Read the material below and count the lines holding the string "notify". Give that count with nothing added.
--- start Stored records ---
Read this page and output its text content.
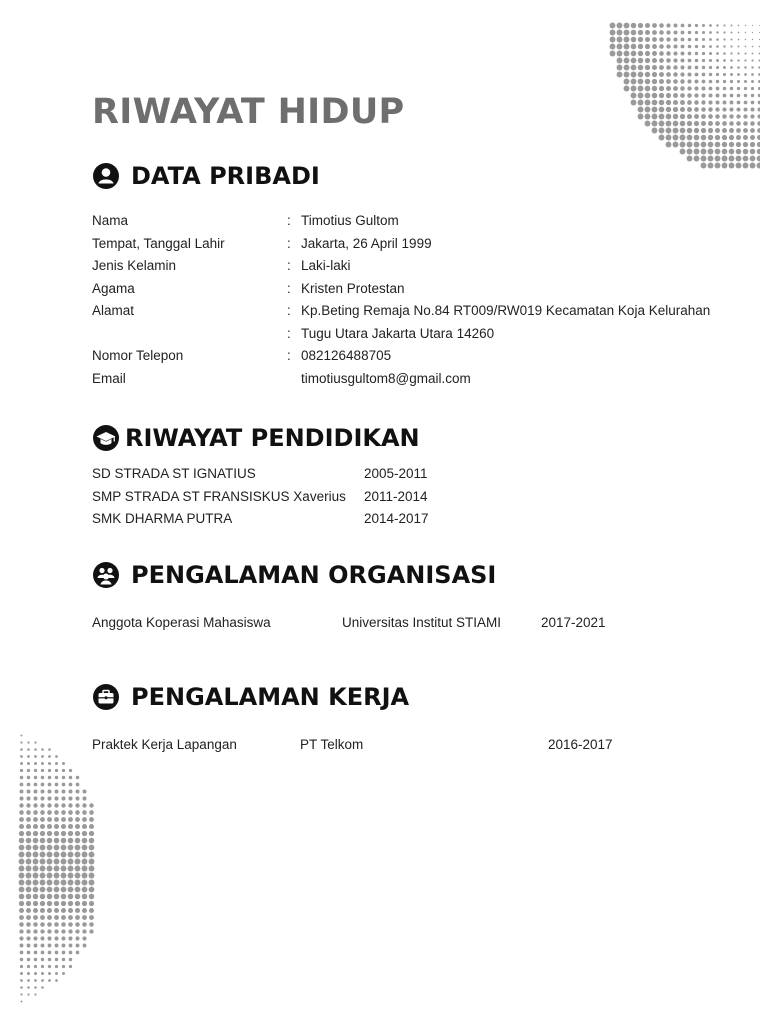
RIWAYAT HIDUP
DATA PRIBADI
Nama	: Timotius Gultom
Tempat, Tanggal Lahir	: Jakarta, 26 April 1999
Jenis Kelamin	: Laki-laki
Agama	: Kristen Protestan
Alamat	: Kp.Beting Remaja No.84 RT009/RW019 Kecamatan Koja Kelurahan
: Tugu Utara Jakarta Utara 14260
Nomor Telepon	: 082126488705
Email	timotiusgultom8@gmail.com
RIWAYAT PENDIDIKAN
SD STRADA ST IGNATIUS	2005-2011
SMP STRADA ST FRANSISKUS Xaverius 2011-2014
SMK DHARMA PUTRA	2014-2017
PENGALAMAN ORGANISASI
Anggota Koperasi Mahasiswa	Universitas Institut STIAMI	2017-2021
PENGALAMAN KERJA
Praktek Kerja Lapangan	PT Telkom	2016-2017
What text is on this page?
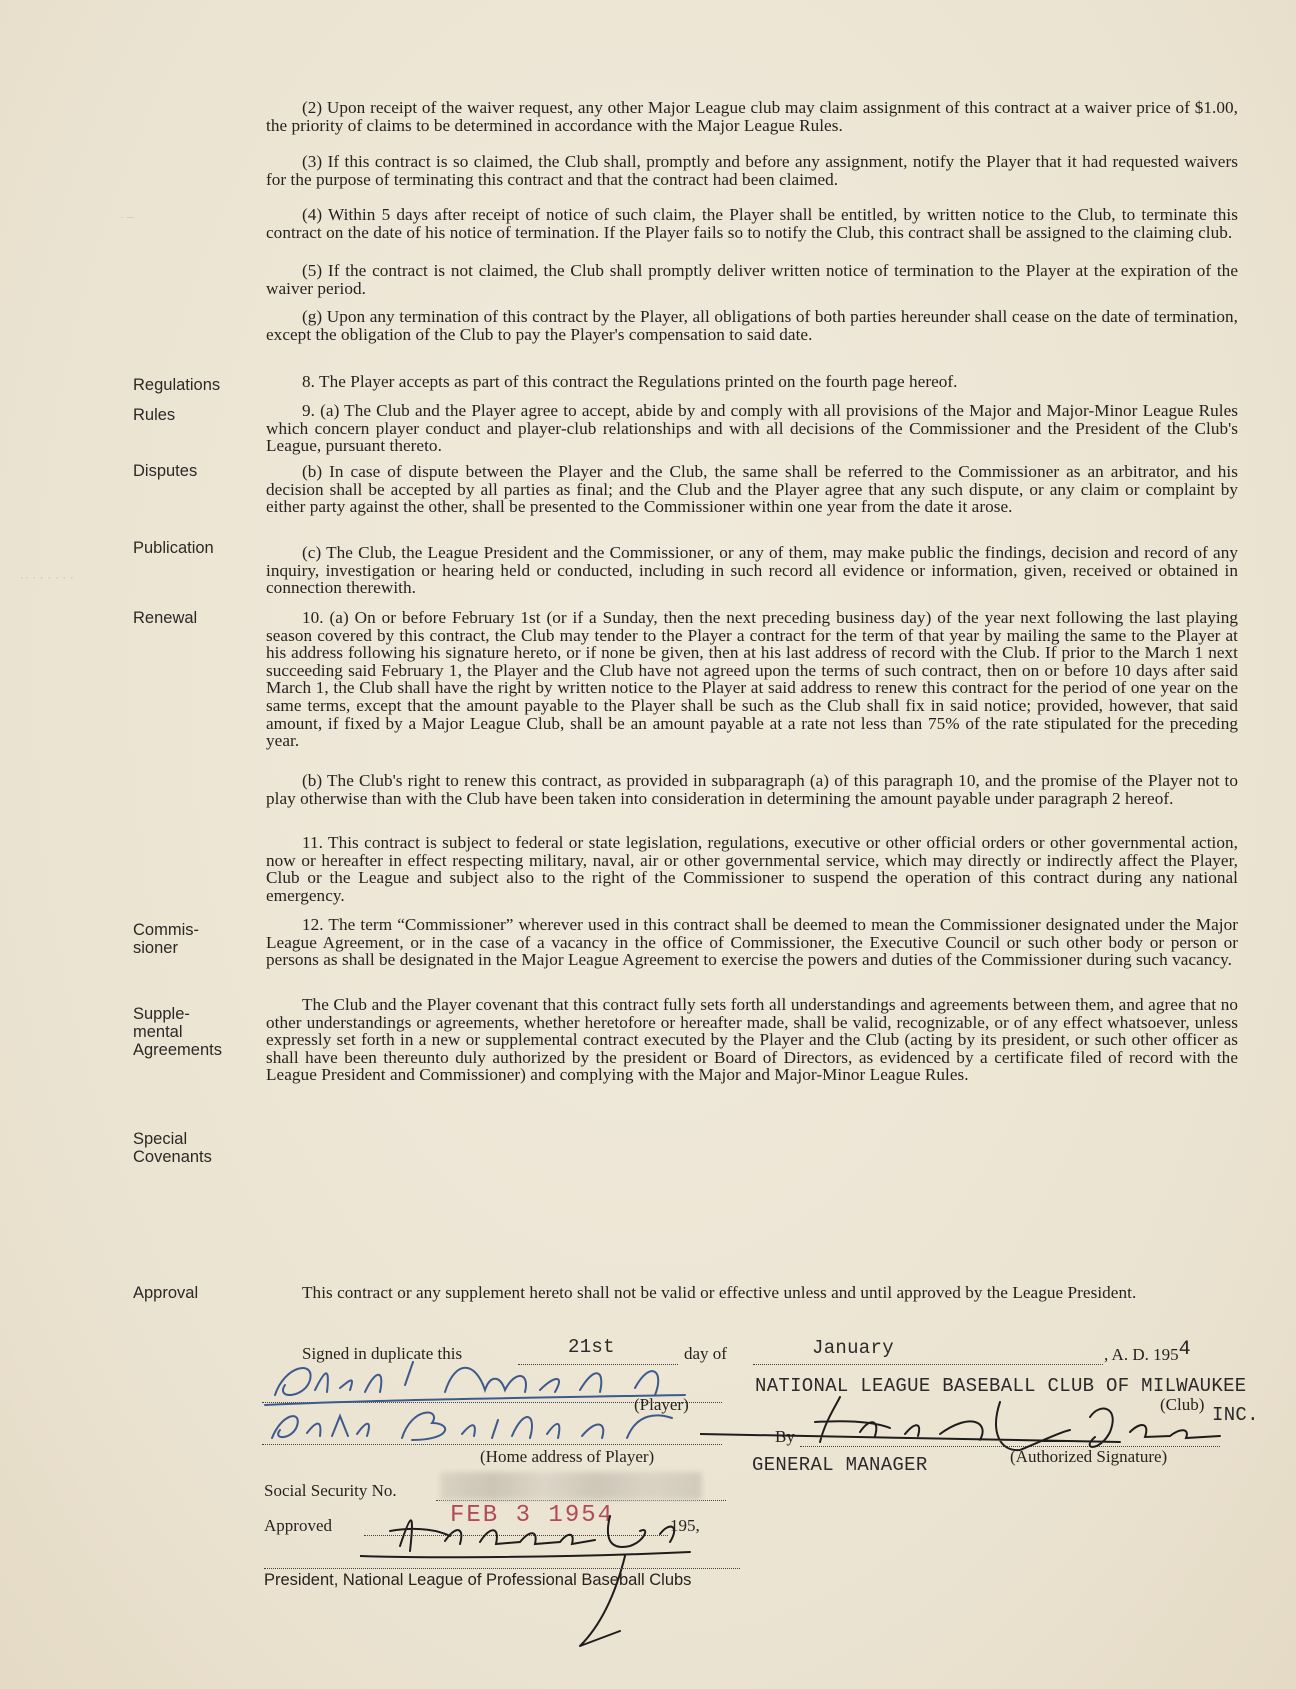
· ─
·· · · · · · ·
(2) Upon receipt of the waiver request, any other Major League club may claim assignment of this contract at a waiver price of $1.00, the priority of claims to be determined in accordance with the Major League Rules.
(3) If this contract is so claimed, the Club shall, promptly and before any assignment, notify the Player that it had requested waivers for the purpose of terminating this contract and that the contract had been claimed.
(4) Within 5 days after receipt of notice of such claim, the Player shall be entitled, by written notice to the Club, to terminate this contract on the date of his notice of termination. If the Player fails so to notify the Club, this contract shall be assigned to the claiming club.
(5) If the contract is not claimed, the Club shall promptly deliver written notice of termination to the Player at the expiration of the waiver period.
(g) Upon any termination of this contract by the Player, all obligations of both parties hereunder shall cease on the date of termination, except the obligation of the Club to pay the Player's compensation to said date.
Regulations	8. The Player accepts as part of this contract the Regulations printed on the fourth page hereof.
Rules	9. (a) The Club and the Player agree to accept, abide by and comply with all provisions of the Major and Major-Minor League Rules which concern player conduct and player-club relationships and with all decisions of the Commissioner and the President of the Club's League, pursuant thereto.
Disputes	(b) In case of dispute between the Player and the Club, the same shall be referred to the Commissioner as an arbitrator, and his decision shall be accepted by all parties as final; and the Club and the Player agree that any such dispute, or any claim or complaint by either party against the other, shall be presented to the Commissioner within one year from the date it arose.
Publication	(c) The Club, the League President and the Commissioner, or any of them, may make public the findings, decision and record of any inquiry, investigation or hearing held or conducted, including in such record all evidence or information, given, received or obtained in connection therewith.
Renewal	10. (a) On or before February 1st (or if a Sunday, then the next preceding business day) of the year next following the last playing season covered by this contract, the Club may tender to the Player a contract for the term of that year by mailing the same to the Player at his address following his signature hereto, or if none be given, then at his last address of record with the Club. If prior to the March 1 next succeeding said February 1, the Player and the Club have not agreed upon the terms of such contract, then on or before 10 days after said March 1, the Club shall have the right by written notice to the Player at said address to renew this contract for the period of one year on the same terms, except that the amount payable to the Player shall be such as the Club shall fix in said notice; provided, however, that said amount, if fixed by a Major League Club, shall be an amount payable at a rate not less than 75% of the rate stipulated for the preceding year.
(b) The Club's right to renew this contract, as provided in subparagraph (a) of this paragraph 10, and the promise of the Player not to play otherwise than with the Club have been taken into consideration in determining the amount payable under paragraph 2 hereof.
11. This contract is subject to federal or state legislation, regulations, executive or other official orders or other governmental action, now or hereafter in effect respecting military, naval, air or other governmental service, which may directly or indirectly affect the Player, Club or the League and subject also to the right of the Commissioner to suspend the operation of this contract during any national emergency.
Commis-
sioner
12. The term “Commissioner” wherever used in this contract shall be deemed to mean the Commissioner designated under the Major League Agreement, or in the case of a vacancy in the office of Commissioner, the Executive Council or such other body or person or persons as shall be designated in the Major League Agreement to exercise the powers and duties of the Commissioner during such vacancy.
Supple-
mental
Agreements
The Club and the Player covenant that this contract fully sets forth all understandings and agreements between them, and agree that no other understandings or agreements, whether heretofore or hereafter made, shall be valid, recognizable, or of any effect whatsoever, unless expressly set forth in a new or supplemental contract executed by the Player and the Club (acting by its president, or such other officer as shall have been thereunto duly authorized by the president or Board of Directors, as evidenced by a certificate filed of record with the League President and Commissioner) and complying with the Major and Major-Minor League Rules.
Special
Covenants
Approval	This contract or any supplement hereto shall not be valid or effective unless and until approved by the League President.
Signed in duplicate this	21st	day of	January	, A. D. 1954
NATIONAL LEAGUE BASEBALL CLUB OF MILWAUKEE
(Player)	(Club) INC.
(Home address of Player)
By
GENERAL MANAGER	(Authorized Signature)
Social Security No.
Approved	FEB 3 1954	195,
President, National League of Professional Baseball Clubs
--- end Stored records ---
--- start Stored records ---
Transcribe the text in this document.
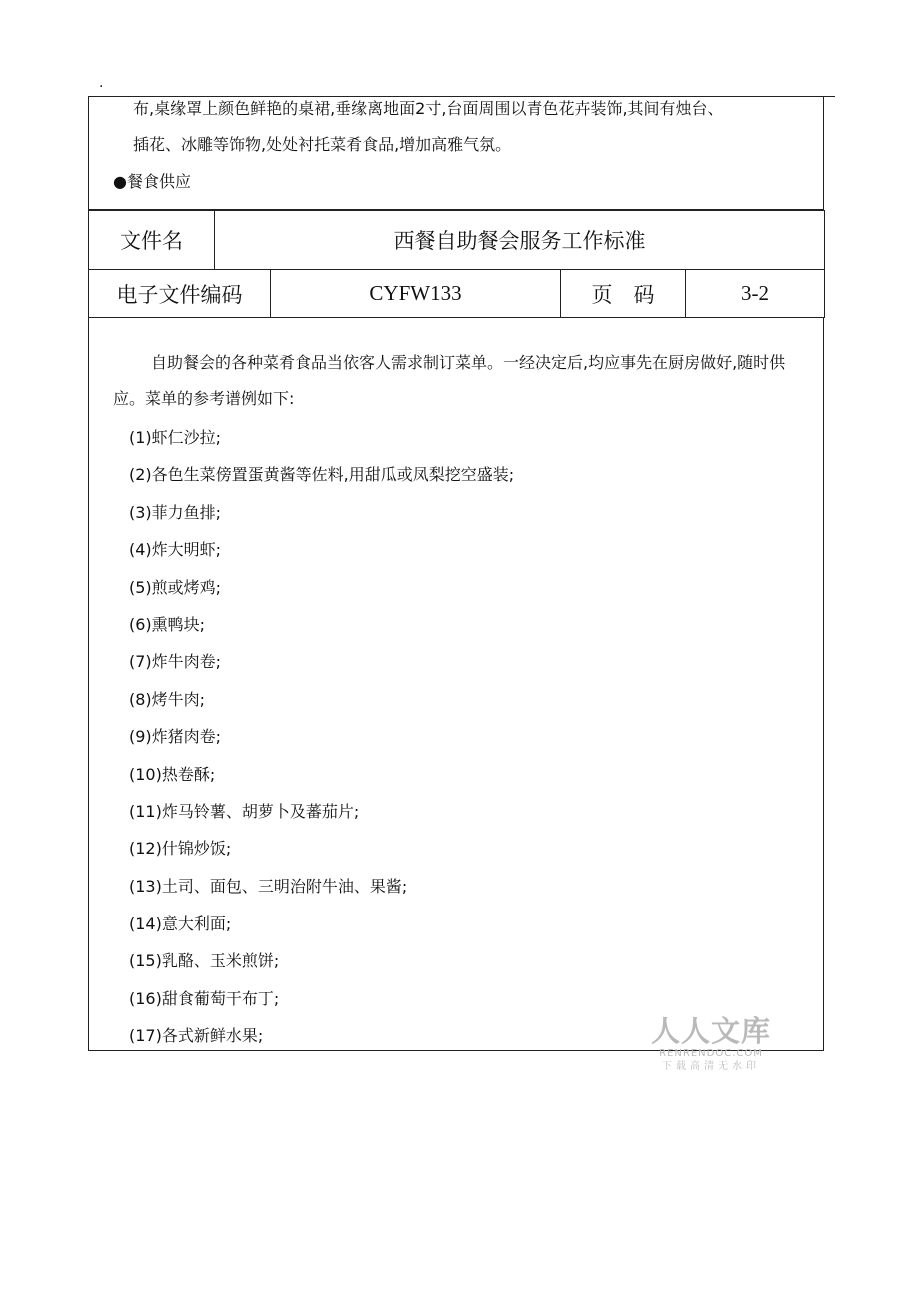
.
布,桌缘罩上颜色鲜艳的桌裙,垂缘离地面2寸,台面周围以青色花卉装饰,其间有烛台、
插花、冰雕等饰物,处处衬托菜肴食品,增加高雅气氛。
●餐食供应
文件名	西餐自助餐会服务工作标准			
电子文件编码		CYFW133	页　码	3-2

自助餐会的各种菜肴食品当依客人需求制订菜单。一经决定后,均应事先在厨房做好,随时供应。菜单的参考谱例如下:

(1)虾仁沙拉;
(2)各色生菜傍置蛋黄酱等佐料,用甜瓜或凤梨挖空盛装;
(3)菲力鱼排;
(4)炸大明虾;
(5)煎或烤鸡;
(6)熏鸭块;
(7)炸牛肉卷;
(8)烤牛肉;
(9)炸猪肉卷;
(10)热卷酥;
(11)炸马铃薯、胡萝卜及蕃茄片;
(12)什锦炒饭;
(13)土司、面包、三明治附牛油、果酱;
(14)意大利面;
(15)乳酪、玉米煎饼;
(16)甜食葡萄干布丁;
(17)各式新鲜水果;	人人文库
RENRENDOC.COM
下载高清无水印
--- end Stored records ---
Task response - 2